— TASK OBJECTIVE —
For the entries that follow, state how many lines include the word "Size", giving the number and nothing else.
# start of LISTED RECORDS
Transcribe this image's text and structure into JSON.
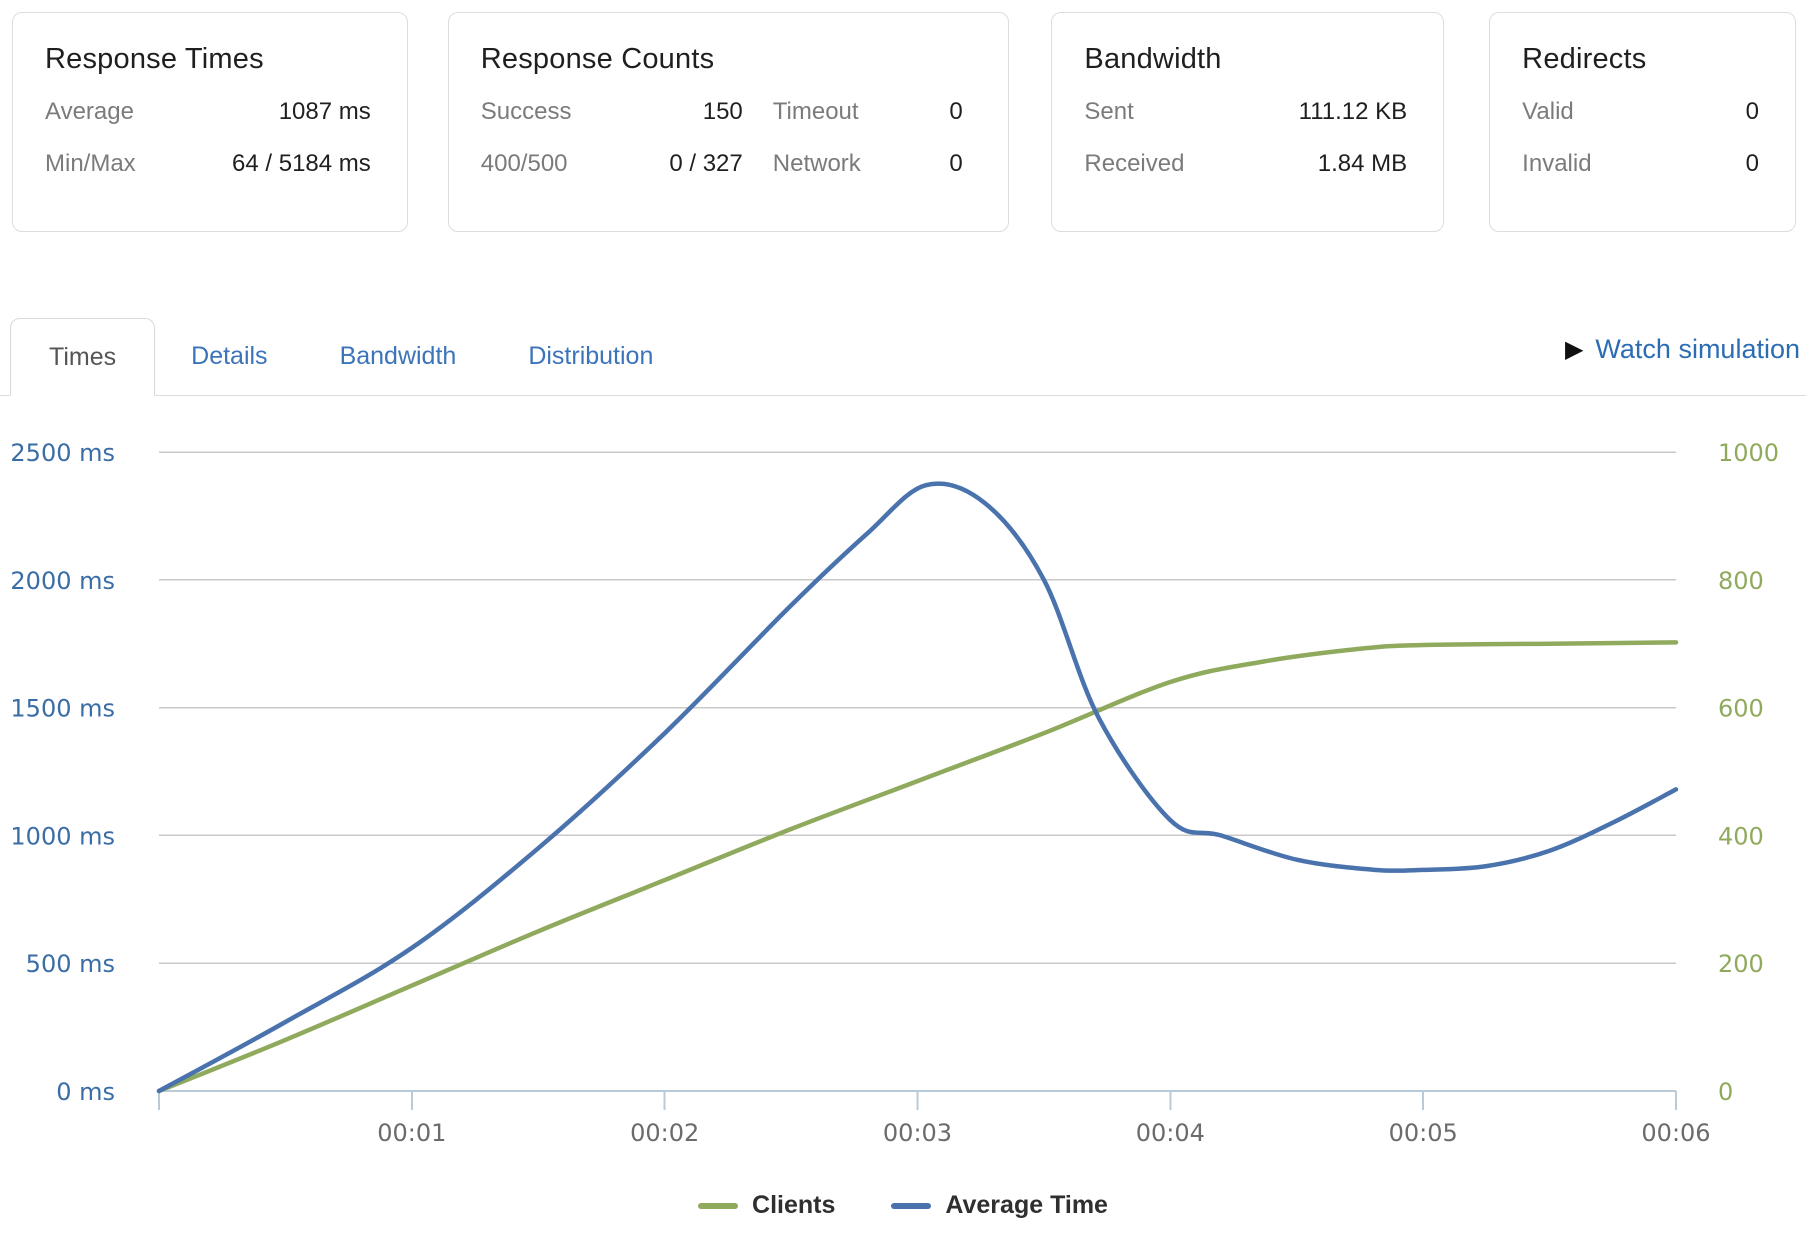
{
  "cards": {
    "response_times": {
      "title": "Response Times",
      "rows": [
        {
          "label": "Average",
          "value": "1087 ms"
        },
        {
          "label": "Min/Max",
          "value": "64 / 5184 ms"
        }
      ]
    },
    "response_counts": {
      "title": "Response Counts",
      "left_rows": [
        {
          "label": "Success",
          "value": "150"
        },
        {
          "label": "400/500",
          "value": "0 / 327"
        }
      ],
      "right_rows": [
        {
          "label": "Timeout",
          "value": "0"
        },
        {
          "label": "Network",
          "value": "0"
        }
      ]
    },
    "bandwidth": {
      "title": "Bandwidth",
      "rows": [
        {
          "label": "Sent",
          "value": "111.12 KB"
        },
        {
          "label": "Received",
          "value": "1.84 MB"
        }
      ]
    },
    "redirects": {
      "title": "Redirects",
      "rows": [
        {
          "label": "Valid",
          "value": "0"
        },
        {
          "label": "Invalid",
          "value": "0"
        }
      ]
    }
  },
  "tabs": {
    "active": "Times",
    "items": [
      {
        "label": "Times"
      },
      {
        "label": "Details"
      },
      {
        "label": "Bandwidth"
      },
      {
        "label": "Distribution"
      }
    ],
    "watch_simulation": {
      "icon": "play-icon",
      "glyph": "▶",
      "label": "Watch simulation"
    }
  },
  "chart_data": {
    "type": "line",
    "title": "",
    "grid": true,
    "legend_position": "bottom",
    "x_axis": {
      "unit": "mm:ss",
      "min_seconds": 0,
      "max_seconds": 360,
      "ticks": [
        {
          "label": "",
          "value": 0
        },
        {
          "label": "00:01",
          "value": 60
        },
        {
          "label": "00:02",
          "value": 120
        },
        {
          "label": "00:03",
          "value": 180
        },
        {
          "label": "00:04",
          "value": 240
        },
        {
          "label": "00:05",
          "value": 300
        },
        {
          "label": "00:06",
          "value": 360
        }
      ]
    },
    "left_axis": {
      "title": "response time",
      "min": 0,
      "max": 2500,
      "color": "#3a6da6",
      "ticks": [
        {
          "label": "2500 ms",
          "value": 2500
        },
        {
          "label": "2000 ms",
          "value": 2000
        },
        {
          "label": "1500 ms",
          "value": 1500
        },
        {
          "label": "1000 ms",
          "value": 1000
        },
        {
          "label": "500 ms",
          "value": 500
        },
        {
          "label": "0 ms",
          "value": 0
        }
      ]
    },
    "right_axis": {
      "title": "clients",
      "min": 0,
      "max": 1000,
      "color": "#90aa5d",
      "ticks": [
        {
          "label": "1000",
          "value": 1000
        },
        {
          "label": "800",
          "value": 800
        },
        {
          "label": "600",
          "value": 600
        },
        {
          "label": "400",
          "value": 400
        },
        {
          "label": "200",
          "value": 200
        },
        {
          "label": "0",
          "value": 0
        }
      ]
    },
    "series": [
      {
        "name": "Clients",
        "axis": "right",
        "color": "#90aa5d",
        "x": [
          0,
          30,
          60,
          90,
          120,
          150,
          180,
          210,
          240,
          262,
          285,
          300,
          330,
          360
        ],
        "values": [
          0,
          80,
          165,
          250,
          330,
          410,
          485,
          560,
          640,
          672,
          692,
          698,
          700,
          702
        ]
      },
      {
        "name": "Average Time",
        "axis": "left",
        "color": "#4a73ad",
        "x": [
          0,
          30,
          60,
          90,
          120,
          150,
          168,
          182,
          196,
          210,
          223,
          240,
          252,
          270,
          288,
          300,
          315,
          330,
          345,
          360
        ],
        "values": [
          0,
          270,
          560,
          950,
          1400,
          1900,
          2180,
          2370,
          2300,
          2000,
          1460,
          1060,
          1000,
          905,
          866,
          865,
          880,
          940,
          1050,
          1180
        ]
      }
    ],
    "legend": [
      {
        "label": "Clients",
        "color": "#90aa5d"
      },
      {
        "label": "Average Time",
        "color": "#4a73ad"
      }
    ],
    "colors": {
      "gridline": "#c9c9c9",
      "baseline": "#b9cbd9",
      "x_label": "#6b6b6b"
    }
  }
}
# end of LISTED RECORDS
# start of LISTED RECORDS
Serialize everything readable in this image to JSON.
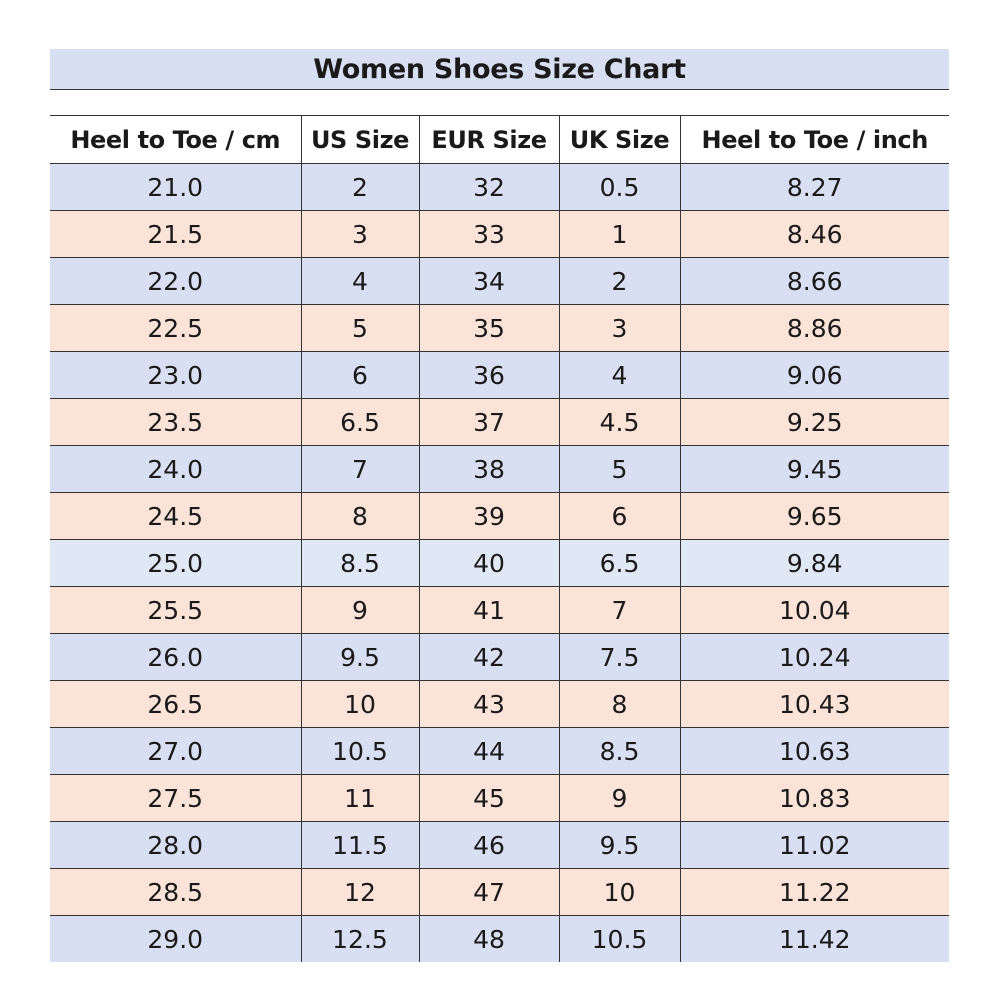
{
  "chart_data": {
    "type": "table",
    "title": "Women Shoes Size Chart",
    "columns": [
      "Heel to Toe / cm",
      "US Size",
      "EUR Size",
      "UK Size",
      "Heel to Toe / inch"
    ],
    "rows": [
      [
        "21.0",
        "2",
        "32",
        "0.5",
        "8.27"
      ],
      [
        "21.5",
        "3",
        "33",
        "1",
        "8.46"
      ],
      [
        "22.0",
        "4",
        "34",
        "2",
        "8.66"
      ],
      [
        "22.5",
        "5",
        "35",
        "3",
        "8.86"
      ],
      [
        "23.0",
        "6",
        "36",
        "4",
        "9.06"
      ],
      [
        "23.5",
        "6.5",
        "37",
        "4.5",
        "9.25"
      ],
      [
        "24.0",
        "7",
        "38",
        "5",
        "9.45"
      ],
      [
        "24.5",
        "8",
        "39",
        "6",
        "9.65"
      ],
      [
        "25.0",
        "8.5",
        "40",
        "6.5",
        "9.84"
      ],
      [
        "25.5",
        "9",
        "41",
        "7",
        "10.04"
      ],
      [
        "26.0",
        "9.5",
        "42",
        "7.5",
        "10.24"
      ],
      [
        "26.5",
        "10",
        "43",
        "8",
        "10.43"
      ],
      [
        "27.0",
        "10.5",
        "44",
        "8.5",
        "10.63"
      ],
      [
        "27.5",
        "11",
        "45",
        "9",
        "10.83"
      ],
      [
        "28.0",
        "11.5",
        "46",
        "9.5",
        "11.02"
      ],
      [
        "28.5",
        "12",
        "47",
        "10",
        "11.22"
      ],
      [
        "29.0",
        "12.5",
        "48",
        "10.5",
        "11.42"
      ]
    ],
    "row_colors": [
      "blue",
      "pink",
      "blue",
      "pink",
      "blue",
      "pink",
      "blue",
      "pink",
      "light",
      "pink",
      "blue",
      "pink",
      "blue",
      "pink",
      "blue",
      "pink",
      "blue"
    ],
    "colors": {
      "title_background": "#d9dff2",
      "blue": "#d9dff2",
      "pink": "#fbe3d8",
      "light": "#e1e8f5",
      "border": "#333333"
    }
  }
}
# end of LISTED RECORDS
— IN RESPONSE —
4